▶ Prompt
Leave out the images; return the rest of the data exactly.
+++ Materials provided
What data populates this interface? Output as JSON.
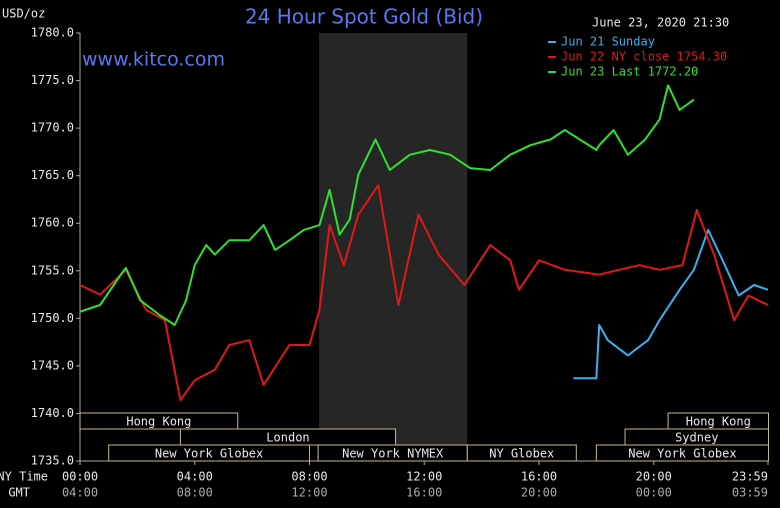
{
  "chart_data": {
    "type": "line",
    "title": "24 Hour Spot Gold (Bid)",
    "unit_label": "USD/oz",
    "timestamp": "June 23, 2020 21:30",
    "watermark": "www.kitco.com",
    "x_label": "NY Time",
    "x2_label": "GMT",
    "xlim": [
      0,
      23.983
    ],
    "xticks": [
      {
        "value": 0,
        "label": "00:00"
      },
      {
        "value": 4,
        "label": "04:00"
      },
      {
        "value": 8,
        "label": "08:00"
      },
      {
        "value": 12,
        "label": "12:00"
      },
      {
        "value": 16,
        "label": "16:00"
      },
      {
        "value": 20,
        "label": "20:00"
      },
      {
        "value": 23.983,
        "label": "23:59"
      }
    ],
    "x2ticks": [
      {
        "value": 0,
        "label": "04:00"
      },
      {
        "value": 4,
        "label": "08:00"
      },
      {
        "value": 8,
        "label": "12:00"
      },
      {
        "value": 12,
        "label": "16:00"
      },
      {
        "value": 16,
        "label": "20:00"
      },
      {
        "value": 20,
        "label": "00:00"
      },
      {
        "value": 23.983,
        "label": "03:59"
      }
    ],
    "ylim": [
      1735,
      1780
    ],
    "yticks": [
      {
        "value": 1735,
        "label": "1735.0"
      },
      {
        "value": 1740,
        "label": "1740.0"
      },
      {
        "value": 1745,
        "label": "1745.0"
      },
      {
        "value": 1750,
        "label": "1750.0"
      },
      {
        "value": 1755,
        "label": "1755.0"
      },
      {
        "value": 1760,
        "label": "1760.0"
      },
      {
        "value": 1765,
        "label": "1765.0"
      },
      {
        "value": 1770,
        "label": "1770.0"
      },
      {
        "value": 1775,
        "label": "1775.0"
      },
      {
        "value": 1780,
        "label": "1780.0"
      }
    ],
    "grid": false,
    "highlight": [
      8.33,
      13.5
    ],
    "sessions": [
      {
        "label": "Hong Kong",
        "start": 0,
        "end": 5.5
      },
      {
        "label": "Hong Kong",
        "start": 20.5,
        "end": 24
      },
      {
        "label": "London",
        "start": 3.5,
        "end": 11
      },
      {
        "label": "Sydney",
        "start": 19,
        "end": 24
      },
      {
        "label": "New York Globex",
        "start": 1,
        "end": 8
      },
      {
        "label": "New York NYMEX",
        "start": 8.3,
        "end": 13.5
      },
      {
        "label": "NY Globex",
        "start": 13.5,
        "end": 17.3
      },
      {
        "label": "New York Globex",
        "start": 18,
        "end": 24
      }
    ],
    "series": [
      {
        "name": "Jun 21 Sunday",
        "color": "#3ab0f0",
        "x": [
          17.2,
          18.0,
          18.1,
          18.4,
          19.1,
          19.8,
          20.2,
          20.9,
          21.4,
          21.9,
          22.4,
          22.96,
          23.5,
          23.983
        ],
        "values": [
          1743.7,
          1743.7,
          1749.3,
          1747.7,
          1746.1,
          1747.7,
          1749.8,
          1753.0,
          1755.1,
          1759.3,
          1756.1,
          1752.4,
          1753.5,
          1753.0
        ]
      },
      {
        "name": "Jun 22 NY close 1754.30",
        "color": "#e01818",
        "x": [
          0,
          0.7,
          1.6,
          2.3,
          2.96,
          3.5,
          4.0,
          4.7,
          5.2,
          5.9,
          6.4,
          7.3,
          8.0,
          8.35,
          8.7,
          9.2,
          9.7,
          10.4,
          11.1,
          11.8,
          12.5,
          13.4,
          14.3,
          15.0,
          15.3,
          16.0,
          16.9,
          18.1,
          19.5,
          20.2,
          21.0,
          21.5,
          22.1,
          22.8,
          23.3,
          23.983
        ],
        "values": [
          1753.5,
          1752.5,
          1755.1,
          1750.9,
          1749.8,
          1741.4,
          1743.5,
          1744.6,
          1747.2,
          1747.7,
          1743.0,
          1747.2,
          1747.2,
          1750.9,
          1759.8,
          1755.6,
          1760.9,
          1764.0,
          1751.4,
          1760.9,
          1756.7,
          1753.5,
          1757.7,
          1756.1,
          1753.0,
          1756.1,
          1755.1,
          1754.6,
          1755.6,
          1755.1,
          1755.6,
          1761.4,
          1756.7,
          1749.8,
          1752.4,
          1751.4
        ]
      },
      {
        "name": "Jun 23 Last 1772.20",
        "color": "#30e030",
        "x": [
          0,
          0.7,
          1.4,
          1.6,
          2.1,
          2.8,
          3.3,
          3.7,
          4.0,
          4.4,
          4.7,
          5.2,
          5.9,
          6.4,
          6.8,
          7.3,
          7.8,
          8.35,
          8.7,
          9.05,
          9.4,
          9.7,
          10.3,
          10.8,
          11.5,
          12.2,
          12.9,
          13.6,
          14.3,
          15.0,
          15.7,
          16.4,
          16.9,
          18.0,
          18.1,
          18.6,
          19.1,
          19.7,
          20.2,
          20.5,
          20.9,
          21.4
        ],
        "values": [
          1750.7,
          1751.4,
          1754.5,
          1755.3,
          1751.9,
          1750.3,
          1749.3,
          1751.9,
          1755.6,
          1757.7,
          1756.7,
          1758.2,
          1758.2,
          1759.8,
          1757.2,
          1758.2,
          1759.3,
          1759.8,
          1763.5,
          1758.8,
          1760.4,
          1765.1,
          1768.8,
          1765.6,
          1767.2,
          1767.7,
          1767.2,
          1765.8,
          1765.6,
          1767.2,
          1768.2,
          1768.8,
          1769.8,
          1767.7,
          1768.2,
          1769.8,
          1767.2,
          1768.8,
          1770.9,
          1774.5,
          1771.9,
          1773.0
        ]
      }
    ],
    "legend": "upper right"
  }
}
++++++
▶ Output for this exercise
What data populates this interface? Output as JSON.
{
  "chart_data": {
    "type": "line",
    "title": "24 Hour Spot Gold (Bid)",
    "unit_label": "USD/oz",
    "timestamp": "June 23, 2020 21:30",
    "watermark": "www.kitco.com",
    "x_label": "NY Time",
    "x2_label": "GMT",
    "xlim": [
      0,
      23.983
    ],
    "xticks": [
      {
        "value": 0,
        "label": "00:00"
      },
      {
        "value": 4,
        "label": "04:00"
      },
      {
        "value": 8,
        "label": "08:00"
      },
      {
        "value": 12,
        "label": "12:00"
      },
      {
        "value": 16,
        "label": "16:00"
      },
      {
        "value": 20,
        "label": "20:00"
      },
      {
        "value": 23.983,
        "label": "23:59"
      }
    ],
    "x2ticks": [
      {
        "value": 0,
        "label": "04:00"
      },
      {
        "value": 4,
        "label": "08:00"
      },
      {
        "value": 8,
        "label": "12:00"
      },
      {
        "value": 12,
        "label": "16:00"
      },
      {
        "value": 16,
        "label": "20:00"
      },
      {
        "value": 20,
        "label": "00:00"
      },
      {
        "value": 23.983,
        "label": "03:59"
      }
    ],
    "ylim": [
      1735,
      1780
    ],
    "yticks": [
      {
        "value": 1735,
        "label": "1735.0"
      },
      {
        "value": 1740,
        "label": "1740.0"
      },
      {
        "value": 1745,
        "label": "1745.0"
      },
      {
        "value": 1750,
        "label": "1750.0"
      },
      {
        "value": 1755,
        "label": "1755.0"
      },
      {
        "value": 1760,
        "label": "1760.0"
      },
      {
        "value": 1765,
        "label": "1765.0"
      },
      {
        "value": 1770,
        "label": "1770.0"
      },
      {
        "value": 1775,
        "label": "1775.0"
      },
      {
        "value": 1780,
        "label": "1780.0"
      }
    ],
    "grid": false,
    "highlight": [
      8.33,
      13.5
    ],
    "sessions": [
      {
        "label": "Hong Kong",
        "start": 0,
        "end": 5.5
      },
      {
        "label": "Hong Kong",
        "start": 20.5,
        "end": 24
      },
      {
        "label": "London",
        "start": 3.5,
        "end": 11
      },
      {
        "label": "Sydney",
        "start": 19,
        "end": 24
      },
      {
        "label": "New York Globex",
        "start": 1,
        "end": 8
      },
      {
        "label": "New York NYMEX",
        "start": 8.3,
        "end": 13.5
      },
      {
        "label": "NY Globex",
        "start": 13.5,
        "end": 17.3
      },
      {
        "label": "New York Globex",
        "start": 18,
        "end": 24
      }
    ],
    "series": [
      {
        "name": "Jun 21 Sunday",
        "color": "#3ab0f0",
        "x": [
          17.2,
          18.0,
          18.1,
          18.4,
          19.1,
          19.8,
          20.2,
          20.9,
          21.4,
          21.9,
          22.4,
          22.96,
          23.5,
          23.983
        ],
        "values": [
          1743.7,
          1743.7,
          1749.3,
          1747.7,
          1746.1,
          1747.7,
          1749.8,
          1753.0,
          1755.1,
          1759.3,
          1756.1,
          1752.4,
          1753.5,
          1753.0
        ]
      },
      {
        "name": "Jun 22 NY close 1754.30",
        "color": "#e01818",
        "x": [
          0,
          0.7,
          1.6,
          2.3,
          2.96,
          3.5,
          4.0,
          4.7,
          5.2,
          5.9,
          6.4,
          7.3,
          8.0,
          8.35,
          8.7,
          9.2,
          9.7,
          10.4,
          11.1,
          11.8,
          12.5,
          13.4,
          14.3,
          15.0,
          15.3,
          16.0,
          16.9,
          18.1,
          19.5,
          20.2,
          21.0,
          21.5,
          22.1,
          22.8,
          23.3,
          23.983
        ],
        "values": [
          1753.5,
          1752.5,
          1755.1,
          1750.9,
          1749.8,
          1741.4,
          1743.5,
          1744.6,
          1747.2,
          1747.7,
          1743.0,
          1747.2,
          1747.2,
          1750.9,
          1759.8,
          1755.6,
          1760.9,
          1764.0,
          1751.4,
          1760.9,
          1756.7,
          1753.5,
          1757.7,
          1756.1,
          1753.0,
          1756.1,
          1755.1,
          1754.6,
          1755.6,
          1755.1,
          1755.6,
          1761.4,
          1756.7,
          1749.8,
          1752.4,
          1751.4
        ]
      },
      {
        "name": "Jun 23 Last 1772.20",
        "color": "#30e030",
        "x": [
          0,
          0.7,
          1.4,
          1.6,
          2.1,
          2.8,
          3.3,
          3.7,
          4.0,
          4.4,
          4.7,
          5.2,
          5.9,
          6.4,
          6.8,
          7.3,
          7.8,
          8.35,
          8.7,
          9.05,
          9.4,
          9.7,
          10.3,
          10.8,
          11.5,
          12.2,
          12.9,
          13.6,
          14.3,
          15.0,
          15.7,
          16.4,
          16.9,
          18.0,
          18.1,
          18.6,
          19.1,
          19.7,
          20.2,
          20.5,
          20.9,
          21.4
        ],
        "values": [
          1750.7,
          1751.4,
          1754.5,
          1755.3,
          1751.9,
          1750.3,
          1749.3,
          1751.9,
          1755.6,
          1757.7,
          1756.7,
          1758.2,
          1758.2,
          1759.8,
          1757.2,
          1758.2,
          1759.3,
          1759.8,
          1763.5,
          1758.8,
          1760.4,
          1765.1,
          1768.8,
          1765.6,
          1767.2,
          1767.7,
          1767.2,
          1765.8,
          1765.6,
          1767.2,
          1768.2,
          1768.8,
          1769.8,
          1767.7,
          1768.2,
          1769.8,
          1767.2,
          1768.8,
          1770.9,
          1774.5,
          1771.9,
          1773.0
        ]
      }
    ],
    "legend": "upper right"
  }
}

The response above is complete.